**Written exercise**
Reproduce every line below word for word, leaving out the pictures.

**Records for processing**
○ ○ ○ ○

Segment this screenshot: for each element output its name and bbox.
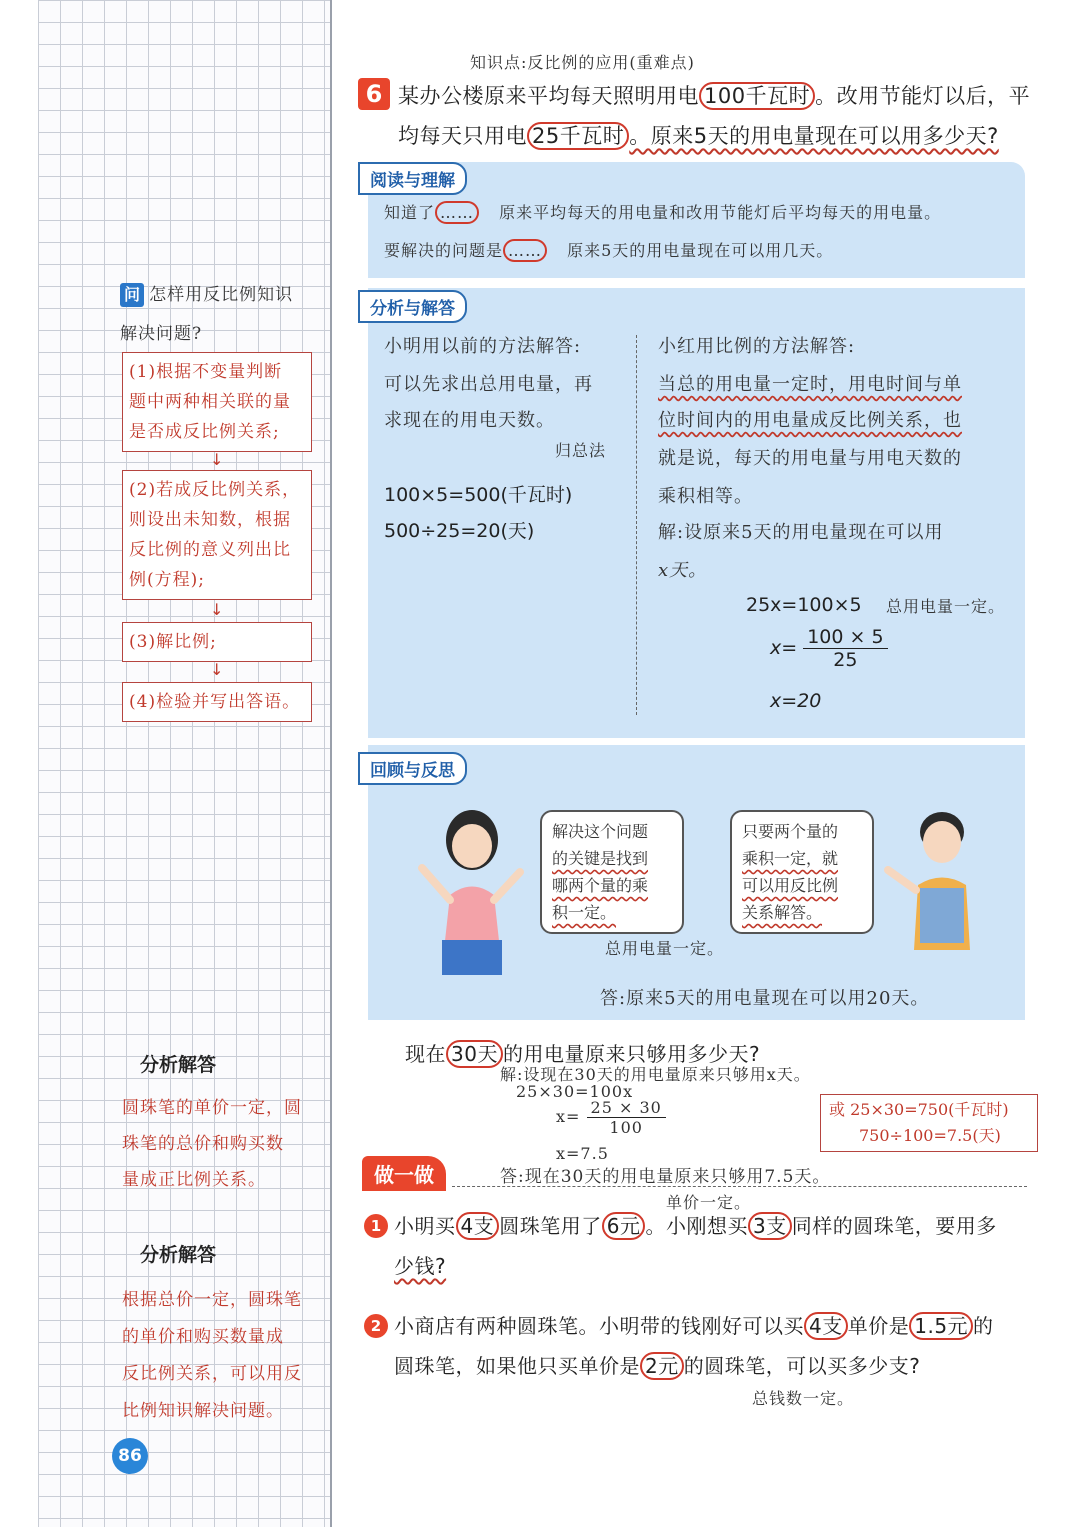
alt-line: 750÷100=7.5(天) [859,1126,1001,1145]
circled-value: 2元 [640,1352,684,1380]
text: x= [770,637,798,659]
text: 知道了 [384,203,436,222]
fraction [587,1098,666,1137]
step4-line: (4)检验并写出答语。 [129,692,301,712]
circled-value: 30天 [446,1040,503,1068]
q1-number: 1 [364,1214,388,1238]
text: 同样的圆珠笔，要用多 [791,1214,997,1238]
step1-line: 题中两种相关联的量 [129,392,291,412]
numerator: 100 × 5 [803,626,887,649]
practice-divider [452,1186,1027,1187]
text: 的 [973,1314,994,1338]
arrow-down: ↓ [210,600,224,619]
ask-line2: 解决问题? [120,324,203,344]
review-tab: 回顾与反思 [358,752,467,785]
right-l6: x天。 [658,560,708,581]
followup-h5: 答:现在30天的用电量原来只够用7.5天。 [500,1167,831,1187]
text: 圆珠笔，如果他只买单价是 [394,1354,640,1378]
arrow-down: ↓ [210,660,224,679]
analysis2-line: 根据总价一定，圆珠笔 [122,1290,302,1310]
step1-line: (1)根据不变量判断 [129,362,283,382]
q1-line2: 少钱? [394,1254,447,1278]
analysis1-line: 量成正比例关系。 [122,1170,266,1190]
girl-illustration [412,800,532,975]
read-solve [384,238,833,261]
practice-note2: 总钱数一定。 [752,1389,855,1408]
analysis2-line: 的单价和购买数量成 [122,1327,284,1347]
req3: x=20 [770,690,822,712]
sidebar-question [120,280,320,344]
analysis1-line: 珠笔的总价和购买数 [122,1134,284,1154]
text: 原来5天的用电量现在可以用几天。 [567,241,834,260]
analysis-divider [636,335,637,715]
problem-line2 [398,120,999,150]
knowledge-point-note: 知识点:反比例的应用(重难点) [470,53,695,72]
text: x= [556,1107,581,1126]
text: 。小刚想买 [645,1214,748,1238]
right-l3: 就是说，每天的用电量与用电天数的 [658,448,962,469]
q2-line2 [394,1350,920,1379]
left-l1: 可以先求出总用电量，再 [384,374,593,395]
arrow-down: ↓ [210,450,224,469]
text: 单价是 [847,1314,910,1338]
text: 。原来5天的用电量现在可以用多少天? [629,124,999,148]
text: 某办公楼原来平均每天照明用电 [398,84,699,108]
sidebar-analysis2-title: 分析解答 [140,1244,217,1266]
practice-note1: 单价一定。 [666,1193,752,1212]
text: 小明买 [394,1214,456,1238]
followup-alt-box [820,1094,1038,1152]
eq2: 500÷25=20(天) [384,520,535,542]
text: 原来平均每天的用电量和改用节能灯后平均每天的用电量。 [499,203,942,222]
boy-illustration [880,800,1000,960]
left-note: 归总法 [555,441,607,460]
step2-box [122,470,312,600]
read-tab: 阅读与理解 [358,162,467,195]
sidebar-analysis1-title: 分析解答 [140,1054,217,1076]
q2-line1 [394,1310,994,1339]
step3-line: (3)解比例; [129,632,217,652]
bubble-line: 积一定。 [552,903,617,922]
step2-line: (2)若成反比例关系， [129,480,301,500]
bubble-line: 的关键是找到 [552,849,649,868]
step2-line: 例(方程); [129,570,205,590]
numerator: 25 × 30 [587,1098,666,1118]
step1-line: 是否成反比例关系; [129,422,280,442]
dots: …… [503,239,547,262]
step2-line: 则设出未知数，根据 [129,510,291,530]
left-l2: 求现在的用电天数。 [384,410,555,431]
bubble-line: 哪两个量的乘 [552,876,649,895]
followup-h2: 25×30=100x [516,1082,634,1101]
bubble-line: 乘积一定，就 [742,849,839,868]
denominator: 25 [833,649,858,671]
req2 [770,626,888,671]
bubble-line: 可以用反比例 [742,876,839,895]
circled-value: 3支 [748,1212,792,1240]
read-known [384,200,941,223]
text: 现在 [405,1042,446,1066]
denominator: 100 [609,1118,643,1137]
step1-box [122,352,312,452]
fraction [803,626,887,671]
text: 均每天只用电 [398,124,527,148]
boy-speech-bubble [730,810,874,934]
circled-value: 1.5元 [909,1312,973,1340]
eq1: 100×5=500(千瓦时) [384,484,573,506]
dots: …… [435,201,479,224]
req1-note: 总用电量一定。 [886,597,1006,616]
problem-number-badge: 6 [358,78,390,110]
analysis-tab: 分析与解答 [358,290,467,323]
bubble-line: 解决这个问题 [552,822,649,841]
practice-tab: 做一做 [362,1156,446,1191]
followup-h1: 解:设现在30天的用电量原来只够用x天。 [500,1065,811,1084]
sidebar-analysis2 [122,1282,327,1430]
ask-line1: 怎样用反比例知识 [149,285,294,305]
right-l1: 当总的用电量一定时，用电时间与单 [658,374,962,395]
analysis1-line: 圆珠笔的单价一定，圆 [122,1098,302,1118]
circled-value: 100千瓦时 [699,82,815,110]
analysis2-line: 比例知识解决问题。 [122,1401,284,1421]
circled-value: 25千瓦时 [527,122,629,150]
followup-h3 [556,1098,666,1137]
text: 圆珠笔用了 [499,1214,602,1238]
right-title: 小红用比例的方法解答: [658,336,856,357]
q1-line1 [394,1210,997,1239]
analysis2-line: 反比例关系，可以用反 [122,1364,302,1384]
left-title: 小明用以前的方法解答: [384,336,582,357]
circled-value: 6元 [602,1212,646,1240]
review-answer: 答:原来5天的用电量现在可以用20天。 [600,988,930,1009]
step4-box [122,682,312,722]
right-l2: 位时间内的用电量成反比例关系，也 [658,410,962,431]
circled-value: 4支 [456,1212,500,1240]
circled-value: 4支 [804,1312,848,1340]
page-number: 86 [112,1438,148,1474]
sidebar-analysis1 [122,1090,322,1198]
review-note: 总用电量一定。 [605,939,725,958]
text: 的用电量原来只够用多少天? [502,1042,761,1066]
right-l4: 乘积相等。 [658,486,753,507]
bubble-line: 只要两个量的 [742,822,839,841]
bubble-line: 关系解答。 [742,903,823,922]
problem-line1 [398,80,1030,110]
text: 小商店有两种圆珠笔。小明带的钱刚好可以买 [394,1314,804,1338]
q2-number: 2 [364,1314,388,1338]
right-l5: 解:设原来5天的用电量现在可以用 [658,522,944,543]
ask-icon: 问 [120,283,144,307]
text: 的圆珠笔，可以买多少支? [683,1354,921,1378]
followup-h4: x=7.5 [556,1144,609,1163]
step2-line: 反比例的意义列出比 [129,540,291,560]
step3-box [122,622,312,662]
req1: 25x=100×5 [746,594,862,616]
alt-line: 或 25×30=750(千瓦时) [829,1100,1009,1119]
girl-speech-bubble [540,810,684,934]
text: 。改用节能灯以后，平 [815,84,1031,108]
text: 要解决的问题是 [384,241,504,260]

○ ○ ○ ○

**Result below**
Segment this screenshot: for each element output its name and bbox.
alt-line: 750÷100=7.5(天) [859,1126,1001,1145]
circled-value: 2元 [640,1352,684,1380]
text: x= [770,637,798,659]
text: 知道了 [384,203,436,222]
fraction [587,1098,666,1137]
step4-line: (4)检验并写出答语。 [129,692,301,712]
circled-value: 30天 [446,1040,503,1068]
q1-number: 1 [364,1214,388,1238]
text: 同样的圆珠笔，要用多 [791,1214,997,1238]
step1-line: 题中两种相关联的量 [129,392,291,412]
numerator: 100 × 5 [803,626,887,649]
practice-divider [452,1186,1027,1187]
text: 的 [973,1314,994,1338]
arrow-down: ↓ [210,600,224,619]
ask-line2: 解决问题? [120,324,203,344]
review-tab: 回顾与反思 [358,752,467,785]
right-l6: x天。 [658,560,708,581]
followup-h5: 答:现在30天的用电量原来只够用7.5天。 [500,1167,831,1187]
text: 圆珠笔，如果他只买单价是 [394,1354,640,1378]
arrow-down: ↓ [210,660,224,679]
analysis2-line: 根据总价一定，圆珠笔 [122,1290,302,1310]
step1-line: (1)根据不变量判断 [129,362,283,382]
q1-line2: 少钱? [394,1254,447,1278]
analysis1-line: 量成正比例关系。 [122,1170,266,1190]
girl-illustration [412,800,532,975]
read-solve [384,238,833,261]
practice-note2: 总钱数一定。 [752,1389,855,1408]
analysis2-line: 的单价和购买数量成 [122,1327,284,1347]
req3: x=20 [770,690,822,712]
sidebar-question [120,280,320,344]
analysis1-line: 珠笔的总价和购买数 [122,1134,284,1154]
text: 原来5天的用电量现在可以用几天。 [567,241,834,260]
analysis-divider [636,335,637,715]
problem-line2 [398,120,999,150]
knowledge-point-note: 知识点:反比例的应用(重难点) [470,53,695,72]
text: x= [556,1107,581,1126]
text: 。小刚想买 [645,1214,748,1238]
right-l3: 就是说，每天的用电量与用电天数的 [658,448,962,469]
q2-line2 [394,1350,920,1379]
left-l1: 可以先求出总用电量，再 [384,374,593,395]
arrow-down: ↓ [210,450,224,469]
text: 单价是 [847,1314,910,1338]
text: 。原来5天的用电量现在可以用多少天? [629,124,999,148]
text: 某办公楼原来平均每天照明用电 [398,84,699,108]
sidebar-analysis2-title: 分析解答 [140,1244,217,1266]
practice-note1: 单价一定。 [666,1193,752,1212]
text: 小明买 [394,1214,456,1238]
followup-alt-box [820,1094,1038,1152]
eq2: 500÷25=20(天) [384,520,535,542]
text: 原来平均每天的用电量和改用节能灯后平均每天的用电量。 [499,203,942,222]
boy-illustration [880,800,1000,960]
left-note: 归总法 [555,441,607,460]
step2-box [122,470,312,600]
read-tab: 阅读与理解 [358,162,467,195]
sidebar-analysis1-title: 分析解答 [140,1054,217,1076]
q2-line1 [394,1310,994,1339]
step3-line: (3)解比例; [129,632,217,652]
bubble-line: 积一定。 [552,903,617,922]
step2-line: (2)若成反比例关系， [129,480,301,500]
bubble-line: 的关键是找到 [552,849,649,868]
step2-line: 例(方程); [129,570,205,590]
numerator: 25 × 30 [587,1098,666,1118]
step1-line: 是否成反比例关系; [129,422,280,442]
dots: …… [503,239,547,262]
step2-line: 则设出未知数，根据 [129,510,291,530]
left-l2: 求现在的用电天数。 [384,410,555,431]
bubble-line: 哪两个量的乘 [552,876,649,895]
followup-h2: 25×30=100x [516,1082,634,1101]
bubble-line: 乘积一定，就 [742,849,839,868]
denominator: 25 [833,649,858,671]
req2 [770,626,888,671]
bubble-line: 可以用反比例 [742,876,839,895]
circled-value: 3支 [748,1212,792,1240]
read-known [384,200,941,223]
text: 现在 [405,1042,446,1066]
denominator: 100 [609,1118,643,1137]
step1-box [122,352,312,452]
fraction [803,626,887,671]
text: 均每天只用电 [398,124,527,148]
boy-speech-bubble [730,810,874,934]
circled-value: 1.5元 [909,1312,973,1340]
eq1: 100×5=500(千瓦时) [384,484,573,506]
dots: …… [435,201,479,224]
req1-note: 总用电量一定。 [886,597,1006,616]
problem-number-badge: 6 [358,78,390,110]
analysis-tab: 分析与解答 [358,290,467,323]
bubble-line: 解决这个问题 [552,822,649,841]
practice-tab: 做一做 [362,1156,446,1191]
followup-h1: 解:设现在30天的用电量原来只够用x天。 [500,1065,811,1084]
sidebar-analysis2 [122,1282,327,1430]
ask-line1: 怎样用反比例知识 [149,285,294,305]
right-l1: 当总的用电量一定时，用电时间与单 [658,374,962,395]
analysis1-line: 圆珠笔的单价一定，圆 [122,1098,302,1118]
circled-value: 100千瓦时 [699,82,815,110]
analysis2-line: 比例知识解决问题。 [122,1401,284,1421]
circled-value: 25千瓦时 [527,122,629,150]
followup-h3 [556,1098,666,1137]
text: 圆珠笔用了 [499,1214,602,1238]
right-title: 小红用比例的方法解答: [658,336,856,357]
q1-line1 [394,1210,997,1239]
analysis2-line: 反比例关系，可以用反 [122,1364,302,1384]
left-title: 小明用以前的方法解答: [384,336,582,357]
circled-value: 6元 [602,1212,646,1240]
review-answer: 答:原来5天的用电量现在可以用20天。 [600,988,930,1009]
step4-box [122,682,312,722]
right-l2: 位时间内的用电量成反比例关系，也 [658,410,962,431]
circled-value: 4支 [456,1212,500,1240]
circled-value: 4支 [804,1312,848,1340]
page-number: 86 [112,1438,148,1474]
sidebar-analysis1 [122,1090,322,1198]
review-note: 总用电量一定。 [605,939,725,958]
text: 的用电量原来只够用多少天? [502,1042,761,1066]
right-l4: 乘积相等。 [658,486,753,507]
bubble-line: 只要两个量的 [742,822,839,841]
bubble-line: 关系解答。 [742,903,823,922]
problem-line1 [398,80,1030,110]
text: 小商店有两种圆珠笔。小明带的钱刚好可以买 [394,1314,804,1338]
q2-number: 2 [364,1314,388,1338]
right-l5: 解:设原来5天的用电量现在可以用 [658,522,944,543]
ask-icon: 问 [120,283,144,307]
text: 的圆珠笔，可以买多少支? [683,1354,921,1378]
followup-h4: x=7.5 [556,1144,609,1163]
step2-line: 反比例的意义列出比 [129,540,291,560]
step3-box [122,622,312,662]
req1: 25x=100×5 [746,594,862,616]
alt-line: 或 25×30=750(千瓦时) [829,1100,1009,1119]
girl-speech-bubble [540,810,684,934]
text: 。改用节能灯以后，平 [815,84,1031,108]
text: 要解决的问题是 [384,241,504,260]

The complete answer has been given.